— Begin Supplied information —
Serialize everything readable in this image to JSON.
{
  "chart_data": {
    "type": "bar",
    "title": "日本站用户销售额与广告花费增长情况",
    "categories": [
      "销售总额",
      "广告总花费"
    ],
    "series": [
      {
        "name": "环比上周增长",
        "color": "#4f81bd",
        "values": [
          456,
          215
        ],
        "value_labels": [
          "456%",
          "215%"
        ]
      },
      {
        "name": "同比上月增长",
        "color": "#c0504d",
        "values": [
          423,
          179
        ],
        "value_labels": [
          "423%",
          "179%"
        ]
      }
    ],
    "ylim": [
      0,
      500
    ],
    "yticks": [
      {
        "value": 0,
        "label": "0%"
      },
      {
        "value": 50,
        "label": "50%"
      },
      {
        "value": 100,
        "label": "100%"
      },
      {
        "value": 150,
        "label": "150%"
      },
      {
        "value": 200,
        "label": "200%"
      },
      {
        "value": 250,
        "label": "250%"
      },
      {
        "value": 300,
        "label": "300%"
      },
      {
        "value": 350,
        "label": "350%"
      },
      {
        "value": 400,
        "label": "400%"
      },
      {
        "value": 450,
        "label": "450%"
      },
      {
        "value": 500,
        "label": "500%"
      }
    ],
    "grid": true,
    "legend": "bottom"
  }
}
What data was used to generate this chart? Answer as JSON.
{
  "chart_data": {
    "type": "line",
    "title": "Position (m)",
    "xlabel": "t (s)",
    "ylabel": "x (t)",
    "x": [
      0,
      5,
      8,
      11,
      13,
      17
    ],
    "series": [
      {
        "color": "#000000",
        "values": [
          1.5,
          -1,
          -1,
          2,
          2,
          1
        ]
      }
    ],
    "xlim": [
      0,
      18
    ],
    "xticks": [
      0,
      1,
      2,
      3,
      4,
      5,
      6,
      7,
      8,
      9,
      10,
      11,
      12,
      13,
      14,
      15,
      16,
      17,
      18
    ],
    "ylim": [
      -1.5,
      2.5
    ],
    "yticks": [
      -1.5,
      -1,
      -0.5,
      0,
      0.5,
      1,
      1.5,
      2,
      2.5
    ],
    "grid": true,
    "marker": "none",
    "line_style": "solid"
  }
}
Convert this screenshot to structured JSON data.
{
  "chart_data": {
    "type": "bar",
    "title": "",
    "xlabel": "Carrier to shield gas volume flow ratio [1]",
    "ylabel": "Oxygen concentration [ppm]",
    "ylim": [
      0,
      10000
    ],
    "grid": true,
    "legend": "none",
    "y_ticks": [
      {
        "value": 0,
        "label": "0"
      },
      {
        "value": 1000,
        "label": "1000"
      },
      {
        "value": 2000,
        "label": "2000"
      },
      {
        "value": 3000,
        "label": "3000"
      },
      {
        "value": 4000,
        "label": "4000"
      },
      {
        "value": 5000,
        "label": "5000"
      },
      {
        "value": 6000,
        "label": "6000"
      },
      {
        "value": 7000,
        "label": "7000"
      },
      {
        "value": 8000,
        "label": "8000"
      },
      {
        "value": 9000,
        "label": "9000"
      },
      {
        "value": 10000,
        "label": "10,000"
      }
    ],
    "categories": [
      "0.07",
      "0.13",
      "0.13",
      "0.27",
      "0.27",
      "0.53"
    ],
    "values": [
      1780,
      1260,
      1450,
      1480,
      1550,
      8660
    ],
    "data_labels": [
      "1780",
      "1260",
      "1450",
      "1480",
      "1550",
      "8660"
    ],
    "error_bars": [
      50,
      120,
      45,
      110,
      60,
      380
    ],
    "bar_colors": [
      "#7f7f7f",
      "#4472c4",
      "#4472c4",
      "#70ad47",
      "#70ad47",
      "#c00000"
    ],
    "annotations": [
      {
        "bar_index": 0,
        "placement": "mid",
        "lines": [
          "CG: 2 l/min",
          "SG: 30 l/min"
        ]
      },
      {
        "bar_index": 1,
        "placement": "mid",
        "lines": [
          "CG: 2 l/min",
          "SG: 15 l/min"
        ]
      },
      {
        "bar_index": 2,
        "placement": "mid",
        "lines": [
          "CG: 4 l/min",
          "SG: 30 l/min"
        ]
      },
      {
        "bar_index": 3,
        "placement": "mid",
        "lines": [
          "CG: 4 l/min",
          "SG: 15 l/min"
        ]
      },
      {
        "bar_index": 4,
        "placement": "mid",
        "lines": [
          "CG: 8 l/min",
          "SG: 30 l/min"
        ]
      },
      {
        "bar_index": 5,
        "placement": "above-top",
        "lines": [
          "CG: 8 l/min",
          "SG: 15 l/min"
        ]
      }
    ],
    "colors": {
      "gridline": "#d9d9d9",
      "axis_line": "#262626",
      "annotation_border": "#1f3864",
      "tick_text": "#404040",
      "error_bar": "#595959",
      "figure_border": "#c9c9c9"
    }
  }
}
— End Supplied information —
● **Written exercise**
Reproduce all of the material above word for word.

● **The solution**
Serialize everything readable in this image to JSON.
{
  "chart_data": {
    "type": "bar",
    "title": "日本站用户销售额与广告花费增长情况",
    "categories": [
      "销售总额",
      "广告总花费"
    ],
    "series": [
      {
        "name": "环比上周增长",
        "color": "#4f81bd",
        "values": [
          456,
          215
        ],
        "value_labels": [
          "456%",
          "215%"
        ]
      },
      {
        "name": "同比上月增长",
        "color": "#c0504d",
        "values": [
          423,
          179
        ],
        "value_labels": [
          "423%",
          "179%"
        ]
      }
    ],
    "ylim": [
      0,
      500
    ],
    "yticks": [
      {
        "value": 0,
        "label": "0%"
      },
      {
        "value": 50,
        "label": "50%"
      },
      {
        "value": 100,
        "label": "100%"
      },
      {
        "value": 150,
        "label": "150%"
      },
      {
        "value": 200,
        "label": "200%"
      },
      {
        "value": 250,
        "label": "250%"
      },
      {
        "value": 300,
        "label": "300%"
      },
      {
        "value": 350,
        "label": "350%"
      },
      {
        "value": 400,
        "label": "400%"
      },
      {
        "value": 450,
        "label": "450%"
      },
      {
        "value": 500,
        "label": "500%"
      }
    ],
    "grid": true,
    "legend": "bottom"
  }
}
What data was used to generate this chart? Answer as JSON.
{
  "chart_data": {
    "type": "line",
    "title": "Position (m)",
    "xlabel": "t (s)",
    "ylabel": "x (t)",
    "x": [
      0,
      5,
      8,
      11,
      13,
      17
    ],
    "series": [
      {
        "color": "#000000",
        "values": [
          1.5,
          -1,
          -1,
          2,
          2,
          1
        ]
      }
    ],
    "xlim": [
      0,
      18
    ],
    "xticks": [
      0,
      1,
      2,
      3,
      4,
      5,
      6,
      7,
      8,
      9,
      10,
      11,
      12,
      13,
      14,
      15,
      16,
      17,
      18
    ],
    "ylim": [
      -1.5,
      2.5
    ],
    "yticks": [
      -1.5,
      -1,
      -0.5,
      0,
      0.5,
      1,
      1.5,
      2,
      2.5
    ],
    "grid": true,
    "marker": "none",
    "line_style": "solid"
  }
}
Convert this screenshot to structured JSON data.
{
  "chart_data": {
    "type": "bar",
    "title": "",
    "xlabel": "Carrier to shield gas volume flow ratio [1]",
    "ylabel": "Oxygen concentration [ppm]",
    "ylim": [
      0,
      10000
    ],
    "grid": true,
    "legend": "none",
    "y_ticks": [
      {
        "value": 0,
        "label": "0"
      },
      {
        "value": 1000,
        "label": "1000"
      },
      {
        "value": 2000,
        "label": "2000"
      },
      {
        "value": 3000,
        "label": "3000"
      },
      {
        "value": 4000,
        "label": "4000"
      },
      {
        "value": 5000,
        "label": "5000"
      },
      {
        "value": 6000,
        "label": "6000"
      },
      {
        "value": 7000,
        "label": "7000"
      },
      {
        "value": 8000,
        "label": "8000"
      },
      {
        "value": 9000,
        "label": "9000"
      },
      {
        "value": 10000,
        "label": "10,000"
      }
    ],
    "categories": [
      "0.07",
      "0.13",
      "0.13",
      "0.27",
      "0.27",
      "0.53"
    ],
    "values": [
      1780,
      1260,
      1450,
      1480,
      1550,
      8660
    ],
    "data_labels": [
      "1780",
      "1260",
      "1450",
      "1480",
      "1550",
      "8660"
    ],
    "error_bars": [
      50,
      120,
      45,
      110,
      60,
      380
    ],
    "bar_colors": [
      "#7f7f7f",
      "#4472c4",
      "#4472c4",
      "#70ad47",
      "#70ad47",
      "#c00000"
    ],
    "annotations": [
      {
        "bar_index": 0,
        "placement": "mid",
        "lines": [
          "CG: 2 l/min",
          "SG: 30 l/min"
        ]
      },
      {
        "bar_index": 1,
        "placement": "mid",
        "lines": [
          "CG: 2 l/min",
          "SG: 15 l/min"
        ]
      },
      {
        "bar_index": 2,
        "placement": "mid",
        "lines": [
          "CG: 4 l/min",
          "SG: 30 l/min"
        ]
      },
      {
        "bar_index": 3,
        "placement": "mid",
        "lines": [
          "CG: 4 l/min",
          "SG: 15 l/min"
        ]
      },
      {
        "bar_index": 4,
        "placement": "mid",
        "lines": [
          "CG: 8 l/min",
          "SG: 30 l/min"
        ]
      },
      {
        "bar_index": 5,
        "placement": "above-top",
        "lines": [
          "CG: 8 l/min",
          "SG: 15 l/min"
        ]
      }
    ],
    "colors": {
      "gridline": "#d9d9d9",
      "axis_line": "#262626",
      "annotation_border": "#1f3864",
      "tick_text": "#404040",
      "error_bar": "#595959",
      "figure_border": "#c9c9c9"
    }
  }
}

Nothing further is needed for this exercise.